Required task 1:
In the kfence patch discussion, which two 32-bit fields make up the struct inside union alloc_covered_entry?
Required task 2:
Continue the kfence patch discussion from the point where the text stops.
::: Excerpt
Re: [PATCH 2/3] kfence: limit currently covered allocations when pool nearly full

Marco Elver <elver@xxxxxxxxxx> · Fri, 17 Sep 2021 17:04:26 +0200

On Fri, 17 Sept 2021 at 15:52, Dmitry Vyukov <dvyukov@xxxxxxxxxx> wrote:
[...]
> > +/*
> > + * A lossy hash map of allocation stack trace coverage: limits currently covered
> > + * allocations of the same source filling up the pool when close to full.
> > + *
> > + * The required data fits in 64 bits, and therefore we can avoid a per-entry (or
> > + * global) lock by simply storing each entry's data in an atomic64_t.
> > + */
> > +union alloc_covered_entry {
> > +       struct {
> > +               u32 alloc_stack_hash;   /* stack trace hash */
> > +               u32 covered;            /* current coverage count */
> > +       };
> > +       u64 entry;
> > +};
> > +#define ALLOC_COVERED_SIZE (1 << const_ilog2(CONFIG_KFENCE_NUM_OBJECTS | 128)) /* >= 128 */
>
> const_ilog2 rounds down, so for 1023 objects we will have hashtable of
> size 512, or am I missing something? This asking for collisions.
::::::
::: Extracted material
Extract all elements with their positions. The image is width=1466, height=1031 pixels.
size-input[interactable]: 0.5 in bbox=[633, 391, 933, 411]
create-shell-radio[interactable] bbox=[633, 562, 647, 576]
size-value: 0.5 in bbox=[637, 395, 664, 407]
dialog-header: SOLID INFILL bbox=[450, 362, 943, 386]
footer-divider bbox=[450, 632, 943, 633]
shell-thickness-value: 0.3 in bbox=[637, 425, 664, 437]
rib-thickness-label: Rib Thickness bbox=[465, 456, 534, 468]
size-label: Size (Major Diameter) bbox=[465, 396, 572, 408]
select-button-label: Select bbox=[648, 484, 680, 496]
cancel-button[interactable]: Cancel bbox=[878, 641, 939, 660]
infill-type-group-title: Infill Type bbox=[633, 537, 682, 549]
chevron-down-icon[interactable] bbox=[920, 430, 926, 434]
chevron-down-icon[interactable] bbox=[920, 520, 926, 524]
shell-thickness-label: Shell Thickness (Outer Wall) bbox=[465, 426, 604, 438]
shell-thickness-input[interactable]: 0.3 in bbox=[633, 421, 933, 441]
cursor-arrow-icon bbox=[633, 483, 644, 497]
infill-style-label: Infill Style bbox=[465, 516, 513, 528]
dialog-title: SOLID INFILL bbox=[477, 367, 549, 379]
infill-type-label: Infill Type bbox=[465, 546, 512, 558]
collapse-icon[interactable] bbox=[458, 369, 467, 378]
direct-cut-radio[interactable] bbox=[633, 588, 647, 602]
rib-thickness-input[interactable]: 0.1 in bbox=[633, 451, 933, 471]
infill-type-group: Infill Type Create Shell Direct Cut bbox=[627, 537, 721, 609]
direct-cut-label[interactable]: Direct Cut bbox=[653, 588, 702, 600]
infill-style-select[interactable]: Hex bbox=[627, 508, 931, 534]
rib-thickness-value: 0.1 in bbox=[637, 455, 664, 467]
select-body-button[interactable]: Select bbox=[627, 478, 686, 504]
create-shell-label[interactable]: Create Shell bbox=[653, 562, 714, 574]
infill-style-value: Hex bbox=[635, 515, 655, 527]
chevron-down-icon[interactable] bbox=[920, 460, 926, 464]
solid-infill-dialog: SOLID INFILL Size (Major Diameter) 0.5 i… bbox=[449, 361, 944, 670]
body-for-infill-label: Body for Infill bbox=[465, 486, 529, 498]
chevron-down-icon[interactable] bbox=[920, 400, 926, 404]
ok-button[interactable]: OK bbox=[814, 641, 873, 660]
::::::
Task answer 1:
alloc_stack_hash (the stack trace hash) and covered (the current coverage count).

Task answer 2:
> Hashtable size should be larger than expected population.

That's correct. I wanted to err on the side of allocating more and not
less, if we can afford it. Hence also the choice of lossy hash map.
However, I think if we consider the whole fleet, your proposal below
makes sense and I'll rerun experiments with that and see.

> > +#define ALLOC_COVERED_MASK (ALLOC_COVERED_SIZE - 1)
> > +static atomic64_t alloc_covered[ALLOC_COVERED_SIZE];
> > +/* Stack depth used to determine uniqueness of an allocation. */
> > +#define UNIQUE_ALLOC_STACK_DEPTH 8
> > +/* Pool usage threshold when currently covered allocations are skipped. */
> > +#define SKIP_COVERED_THRESHOLD ((CONFIG_KFENCE_NUM_OBJECTS * 3) / 4) /* 75% */
> > +
> >  /*
> >   * Per-object metadata, with one-to-one mapping of object metadata to
> >   * backing pages (in __kfence_pool).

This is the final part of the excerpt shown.